- [SHORT PROBLEM]:
Transcribe all of the records word for word, but omit the pictures.

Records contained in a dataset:
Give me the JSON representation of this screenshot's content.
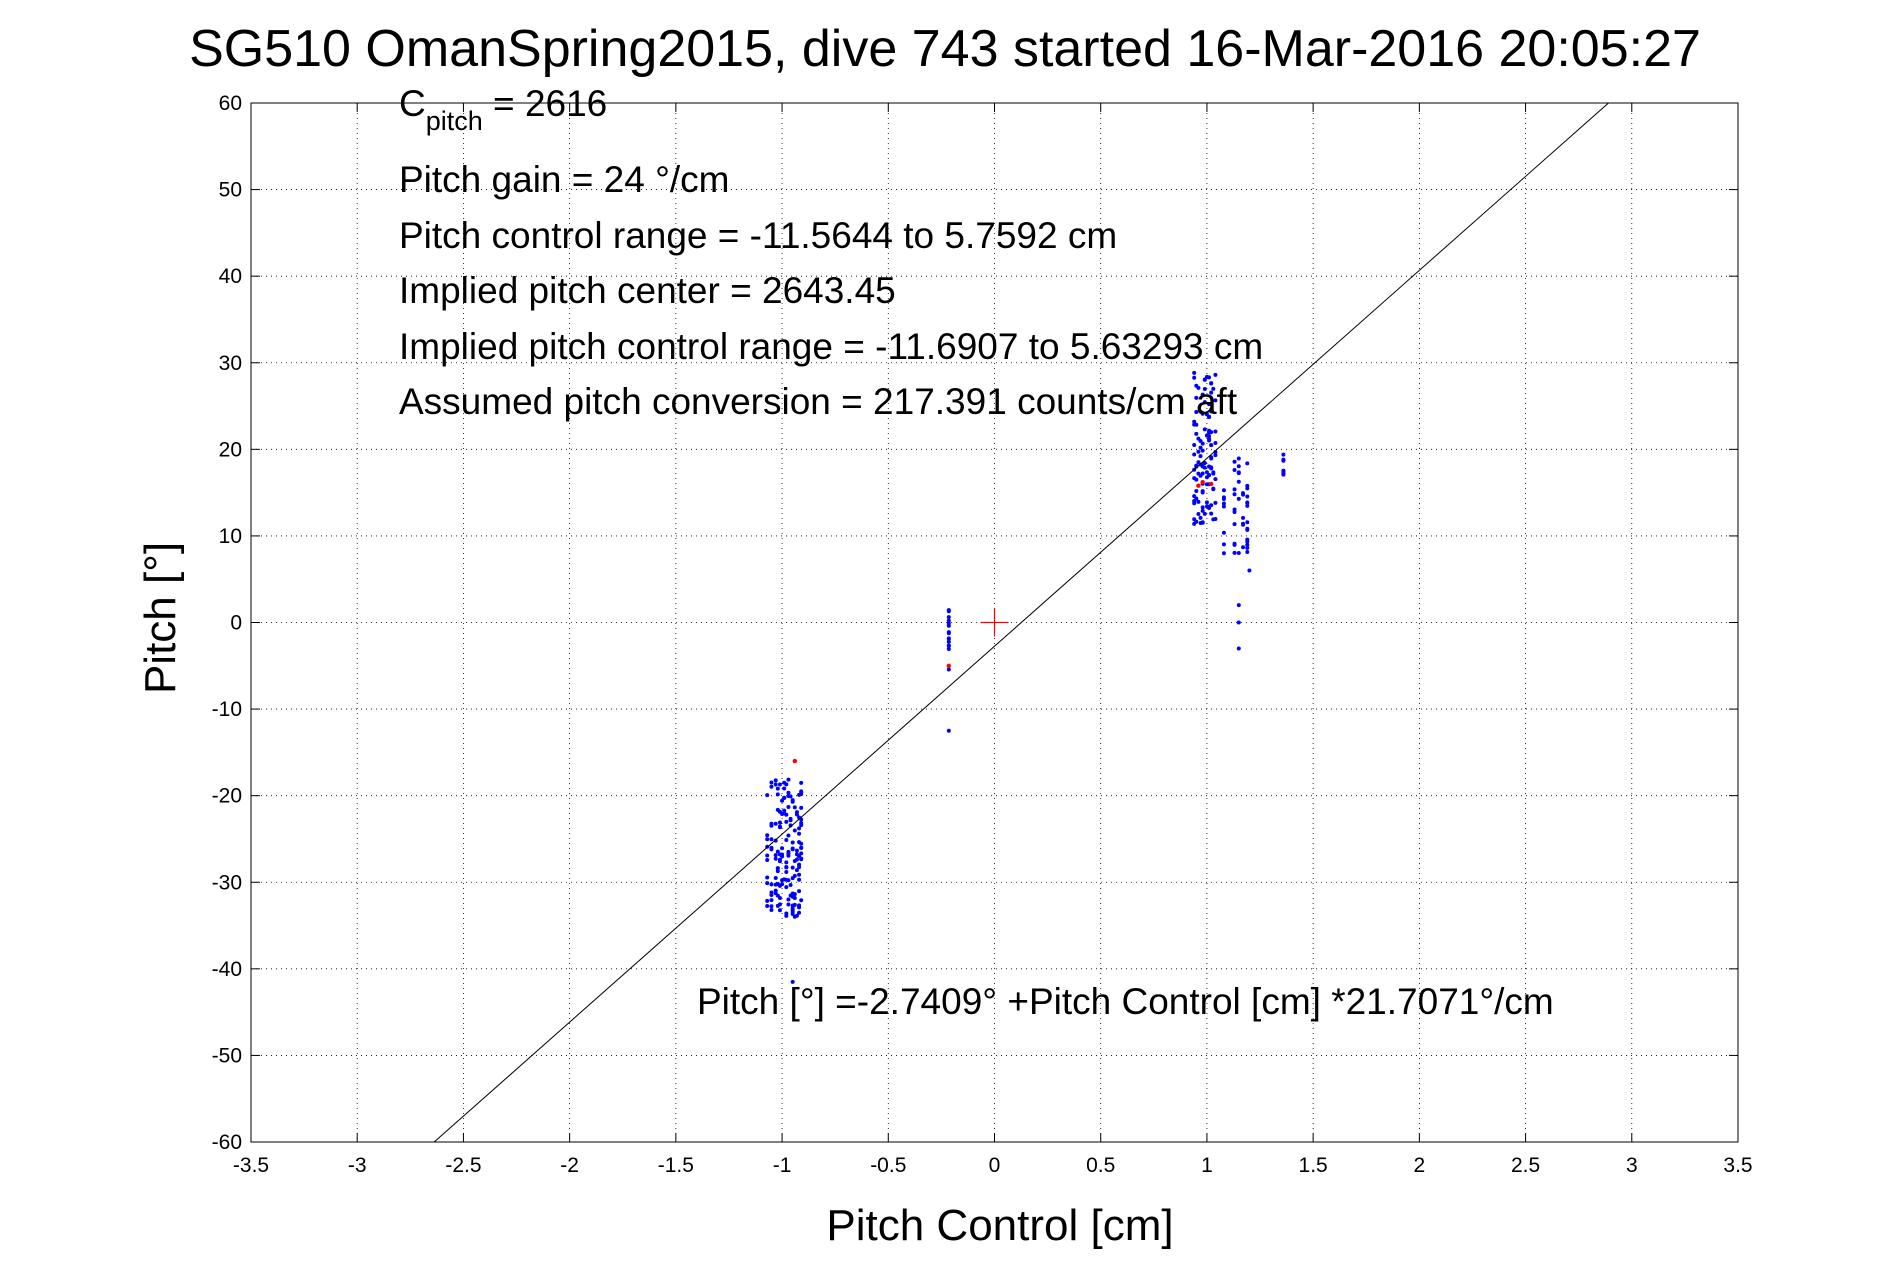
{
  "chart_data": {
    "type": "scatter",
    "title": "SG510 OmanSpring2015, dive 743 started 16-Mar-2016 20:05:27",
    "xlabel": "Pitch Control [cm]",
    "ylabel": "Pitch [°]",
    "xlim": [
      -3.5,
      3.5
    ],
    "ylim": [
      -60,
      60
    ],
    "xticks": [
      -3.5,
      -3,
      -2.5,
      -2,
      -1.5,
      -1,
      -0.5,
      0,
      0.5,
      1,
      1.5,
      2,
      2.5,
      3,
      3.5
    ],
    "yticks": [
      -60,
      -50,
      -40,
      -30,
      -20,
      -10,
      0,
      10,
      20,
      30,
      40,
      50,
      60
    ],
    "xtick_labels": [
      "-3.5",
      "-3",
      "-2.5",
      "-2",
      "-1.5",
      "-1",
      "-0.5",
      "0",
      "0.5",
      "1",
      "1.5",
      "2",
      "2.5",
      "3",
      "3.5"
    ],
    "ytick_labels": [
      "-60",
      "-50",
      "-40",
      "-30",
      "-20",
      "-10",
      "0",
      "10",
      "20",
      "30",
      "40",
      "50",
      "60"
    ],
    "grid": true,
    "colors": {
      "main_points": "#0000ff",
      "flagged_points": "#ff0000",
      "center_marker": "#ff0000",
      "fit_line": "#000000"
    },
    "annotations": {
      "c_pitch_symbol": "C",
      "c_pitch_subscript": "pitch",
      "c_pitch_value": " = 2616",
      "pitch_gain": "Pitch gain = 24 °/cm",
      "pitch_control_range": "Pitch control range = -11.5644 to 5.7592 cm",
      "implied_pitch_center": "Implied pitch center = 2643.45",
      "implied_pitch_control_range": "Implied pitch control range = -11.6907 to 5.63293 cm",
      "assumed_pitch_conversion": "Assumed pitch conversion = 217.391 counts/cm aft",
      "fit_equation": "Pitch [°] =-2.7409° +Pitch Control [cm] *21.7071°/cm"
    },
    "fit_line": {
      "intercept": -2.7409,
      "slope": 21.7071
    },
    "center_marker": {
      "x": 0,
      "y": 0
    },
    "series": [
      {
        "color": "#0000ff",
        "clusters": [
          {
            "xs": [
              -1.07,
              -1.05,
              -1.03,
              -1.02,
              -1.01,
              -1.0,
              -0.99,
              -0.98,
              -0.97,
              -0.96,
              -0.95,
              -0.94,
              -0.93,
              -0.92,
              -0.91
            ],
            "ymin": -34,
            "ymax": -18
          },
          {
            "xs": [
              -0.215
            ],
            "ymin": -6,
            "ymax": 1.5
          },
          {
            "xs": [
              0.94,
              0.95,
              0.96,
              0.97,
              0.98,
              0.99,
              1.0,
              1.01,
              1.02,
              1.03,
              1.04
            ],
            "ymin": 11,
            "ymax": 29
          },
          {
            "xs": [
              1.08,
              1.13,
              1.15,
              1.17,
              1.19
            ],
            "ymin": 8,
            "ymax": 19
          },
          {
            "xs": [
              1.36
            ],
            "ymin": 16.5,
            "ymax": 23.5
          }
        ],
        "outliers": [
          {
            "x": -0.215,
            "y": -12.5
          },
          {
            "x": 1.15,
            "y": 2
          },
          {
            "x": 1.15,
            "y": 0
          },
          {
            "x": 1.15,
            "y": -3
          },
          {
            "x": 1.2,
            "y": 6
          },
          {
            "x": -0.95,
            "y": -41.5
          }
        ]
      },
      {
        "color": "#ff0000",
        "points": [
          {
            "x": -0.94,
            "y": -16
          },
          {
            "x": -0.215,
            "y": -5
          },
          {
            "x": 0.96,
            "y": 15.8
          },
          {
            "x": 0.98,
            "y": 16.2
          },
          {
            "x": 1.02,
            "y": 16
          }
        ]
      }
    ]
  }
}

- [OUTPUT]:
Give me the JSON representation of this screenshot's content.
{
  "chart_data": {
    "type": "scatter",
    "title": "SG510 OmanSpring2015, dive 743 started 16-Mar-2016 20:05:27",
    "xlabel": "Pitch Control [cm]",
    "ylabel": "Pitch [°]",
    "xlim": [
      -3.5,
      3.5
    ],
    "ylim": [
      -60,
      60
    ],
    "xticks": [
      -3.5,
      -3,
      -2.5,
      -2,
      -1.5,
      -1,
      -0.5,
      0,
      0.5,
      1,
      1.5,
      2,
      2.5,
      3,
      3.5
    ],
    "yticks": [
      -60,
      -50,
      -40,
      -30,
      -20,
      -10,
      0,
      10,
      20,
      30,
      40,
      50,
      60
    ],
    "xtick_labels": [
      "-3.5",
      "-3",
      "-2.5",
      "-2",
      "-1.5",
      "-1",
      "-0.5",
      "0",
      "0.5",
      "1",
      "1.5",
      "2",
      "2.5",
      "3",
      "3.5"
    ],
    "ytick_labels": [
      "-60",
      "-50",
      "-40",
      "-30",
      "-20",
      "-10",
      "0",
      "10",
      "20",
      "30",
      "40",
      "50",
      "60"
    ],
    "grid": true,
    "colors": {
      "main_points": "#0000ff",
      "flagged_points": "#ff0000",
      "center_marker": "#ff0000",
      "fit_line": "#000000"
    },
    "annotations": {
      "c_pitch_symbol": "C",
      "c_pitch_subscript": "pitch",
      "c_pitch_value": " = 2616",
      "pitch_gain": "Pitch gain = 24 °/cm",
      "pitch_control_range": "Pitch control range = -11.5644 to 5.7592 cm",
      "implied_pitch_center": "Implied pitch center = 2643.45",
      "implied_pitch_control_range": "Implied pitch control range = -11.6907 to 5.63293 cm",
      "assumed_pitch_conversion": "Assumed pitch conversion = 217.391 counts/cm aft",
      "fit_equation": "Pitch [°] =-2.7409° +Pitch Control [cm] *21.7071°/cm"
    },
    "fit_line": {
      "intercept": -2.7409,
      "slope": 21.7071
    },
    "center_marker": {
      "x": 0,
      "y": 0
    },
    "series": [
      {
        "color": "#0000ff",
        "clusters": [
          {
            "xs": [
              -1.07,
              -1.05,
              -1.03,
              -1.02,
              -1.01,
              -1.0,
              -0.99,
              -0.98,
              -0.97,
              -0.96,
              -0.95,
              -0.94,
              -0.93,
              -0.92,
              -0.91
            ],
            "ymin": -34,
            "ymax": -18
          },
          {
            "xs": [
              -0.215
            ],
            "ymin": -6,
            "ymax": 1.5
          },
          {
            "xs": [
              0.94,
              0.95,
              0.96,
              0.97,
              0.98,
              0.99,
              1.0,
              1.01,
              1.02,
              1.03,
              1.04
            ],
            "ymin": 11,
            "ymax": 29
          },
          {
            "xs": [
              1.08,
              1.13,
              1.15,
              1.17,
              1.19
            ],
            "ymin": 8,
            "ymax": 19
          },
          {
            "xs": [
              1.36
            ],
            "ymin": 16.5,
            "ymax": 23.5
          }
        ],
        "outliers": [
          {
            "x": -0.215,
            "y": -12.5
          },
          {
            "x": 1.15,
            "y": 2
          },
          {
            "x": 1.15,
            "y": 0
          },
          {
            "x": 1.15,
            "y": -3
          },
          {
            "x": 1.2,
            "y": 6
          },
          {
            "x": -0.95,
            "y": -41.5
          }
        ]
      },
      {
        "color": "#ff0000",
        "points": [
          {
            "x": -0.94,
            "y": -16
          },
          {
            "x": -0.215,
            "y": -5
          },
          {
            "x": 0.96,
            "y": 15.8
          },
          {
            "x": 0.98,
            "y": 16.2
          },
          {
            "x": 1.02,
            "y": 16
          }
        ]
      }
    ]
  }
}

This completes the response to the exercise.